To do: Omit all images, then return the remaining material exactly as it stands.

Extracted records:
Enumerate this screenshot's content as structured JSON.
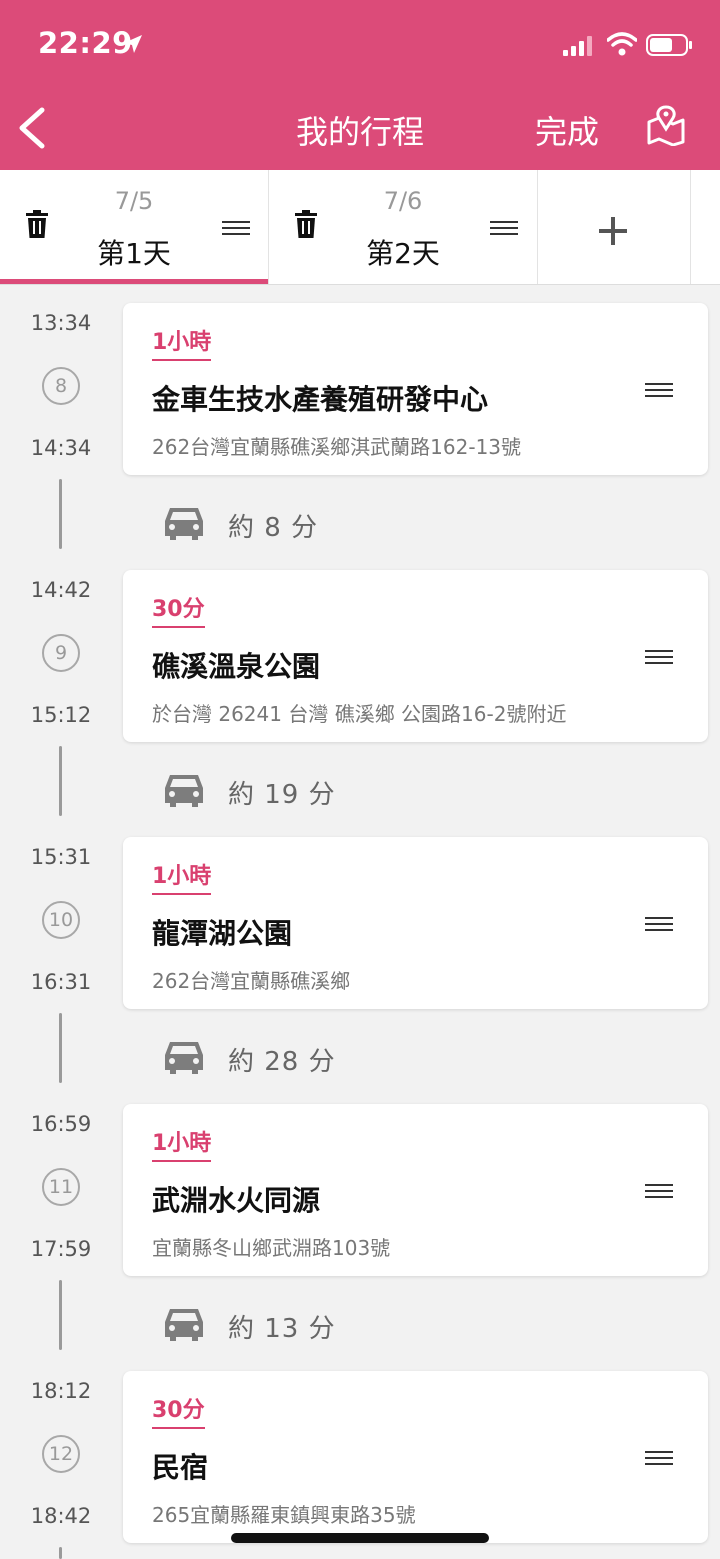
{
  "status": {
    "time": "22:29"
  },
  "header": {
    "title": "我的行程",
    "done_label": "完成"
  },
  "tabs": [
    {
      "date": "7/5",
      "label": "第1天"
    },
    {
      "date": "7/6",
      "label": "第2天"
    }
  ],
  "stops": [
    {
      "number": "8",
      "start": "13:34",
      "end": "14:34",
      "duration": "1小時",
      "name": "金車生技水產養殖研發中心",
      "address": "262台灣宜蘭縣礁溪鄉淇武蘭路162-13號"
    },
    {
      "number": "9",
      "start": "14:42",
      "end": "15:12",
      "duration": "30分",
      "name": "礁溪溫泉公園",
      "address": "於台灣 26241 台灣 礁溪鄉 公園路16-2號附近"
    },
    {
      "number": "10",
      "start": "15:31",
      "end": "16:31",
      "duration": "1小時",
      "name": "龍潭湖公園",
      "address": "262台灣宜蘭縣礁溪鄉"
    },
    {
      "number": "11",
      "start": "16:59",
      "end": "17:59",
      "duration": "1小時",
      "name": "武淵水火同源",
      "address": "宜蘭縣冬山鄉武淵路103號"
    },
    {
      "number": "12",
      "start": "18:12",
      "end": "18:42",
      "duration": "30分",
      "name": "民宿",
      "address": "265宜蘭縣羅東鎮興東路35號"
    }
  ],
  "travel": [
    "約 8 分",
    "約 19 分",
    "約 28 分",
    "約 13 分"
  ],
  "colors": {
    "brand": "#dc4b79",
    "duration": "#d9406f",
    "background": "#f2f2f2"
  }
}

Worked answer:
Enumerate this screenshot's content as structured JSON.
{
  "status": {
    "time": "22:29"
  },
  "header": {
    "title": "我的行程",
    "done_label": "完成"
  },
  "tabs": [
    {
      "date": "7/5",
      "label": "第1天"
    },
    {
      "date": "7/6",
      "label": "第2天"
    }
  ],
  "stops": [
    {
      "number": "8",
      "start": "13:34",
      "end": "14:34",
      "duration": "1小時",
      "name": "金車生技水產養殖研發中心",
      "address": "262台灣宜蘭縣礁溪鄉淇武蘭路162-13號"
    },
    {
      "number": "9",
      "start": "14:42",
      "end": "15:12",
      "duration": "30分",
      "name": "礁溪溫泉公園",
      "address": "於台灣 26241 台灣 礁溪鄉 公園路16-2號附近"
    },
    {
      "number": "10",
      "start": "15:31",
      "end": "16:31",
      "duration": "1小時",
      "name": "龍潭湖公園",
      "address": "262台灣宜蘭縣礁溪鄉"
    },
    {
      "number": "11",
      "start": "16:59",
      "end": "17:59",
      "duration": "1小時",
      "name": "武淵水火同源",
      "address": "宜蘭縣冬山鄉武淵路103號"
    },
    {
      "number": "12",
      "start": "18:12",
      "end": "18:42",
      "duration": "30分",
      "name": "民宿",
      "address": "265宜蘭縣羅東鎮興東路35號"
    }
  ],
  "travel": [
    "約 8 分",
    "約 19 分",
    "約 28 分",
    "約 13 分"
  ],
  "colors": {
    "brand": "#dc4b79",
    "duration": "#d9406f",
    "background": "#f2f2f2"
  }
}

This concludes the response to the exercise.